■ Task statement ■
In the entries, find all lines that hold the word "voor" and copy them.

[Data records]
══════════════════════════════
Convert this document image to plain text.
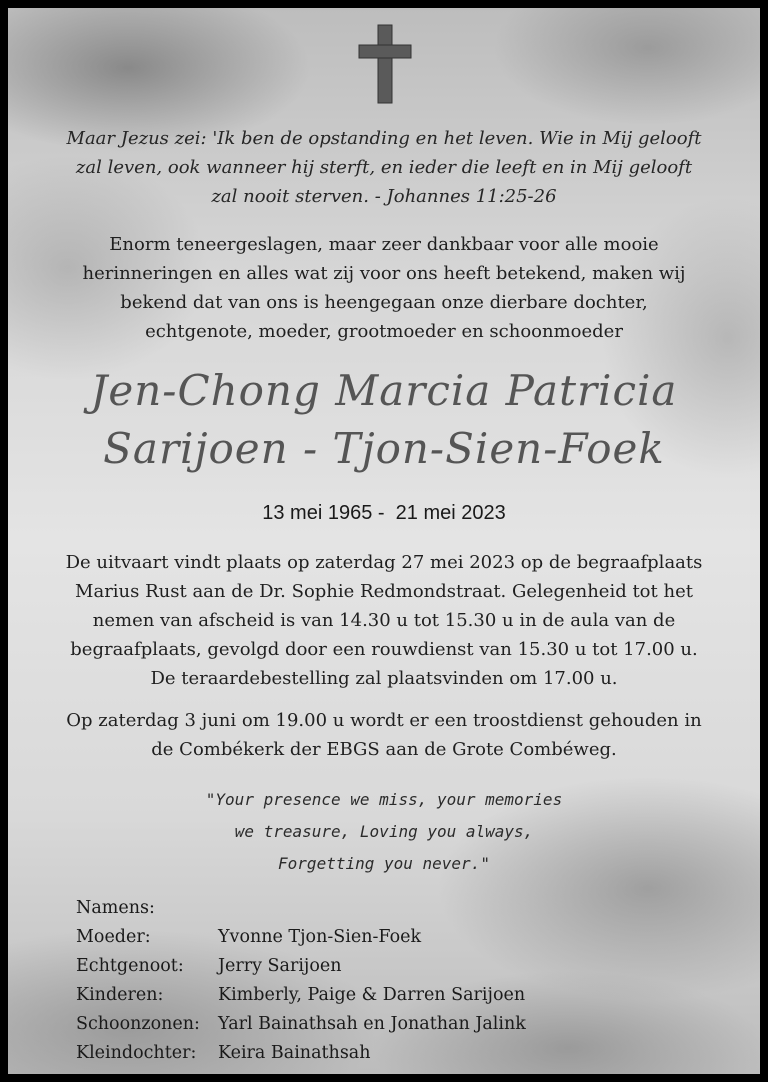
Maar Jezus zei: 'Ik ben de opstanding en het leven. Wie in Mij gelooft
zal leven, ook wanneer hij sterft, en ieder die leeft en in Mij gelooft
zal nooit sterven. - Johannes 11:25-26
Enorm teneergeslagen, maar zeer dankbaar voor alle mooie
herinneringen en alles wat zij voor ons heeft betekend, maken wij
bekend dat van ons is heengegaan onze dierbare dochter,
echtgenote, moeder, grootmoeder en schoonmoeder
Jen-Chong Marcia Patricia
Sarijoen - Tjon-Sien-Foek
13 mei 1965 -  21 mei 2023
De uitvaart vindt plaats op zaterdag 27 mei 2023 op de begraafplaats
Marius Rust aan de Dr. Sophie Redmondstraat. Gelegenheid tot het
nemen van afscheid is van 14.30 u tot 15.30 u in de aula van de
begraafplaats, gevolgd door een rouwdienst van 15.30 u tot 17.00 u.
De teraardebestelling zal plaatsvinden om 17.00 u.
Op zaterdag 3 juni om 19.00 u wordt er een troostdienst gehouden in
de Combékerk der EBGS aan de Grote Combéweg.
"Your presence we miss, your memories
we treasure, Loving you always,
Forgetting you never."
Namens:
Moeder:	Yvonne Tjon-Sien-Foek
Echtgenoot:	Jerry Sarijoen
Kinderen:	Kimberly, Paige & Darren Sarijoen
Schoonzonen:	Yarl Bainathsah en Jonathan Jalink
Kleindochter:	Keira Bainathsah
══════════════════════════════
■ Response to this task ■
Enorm teneergeslagen, maar zeer dankbaar voor alle mooie
herinneringen en alles wat zij voor ons heeft betekend, maken wij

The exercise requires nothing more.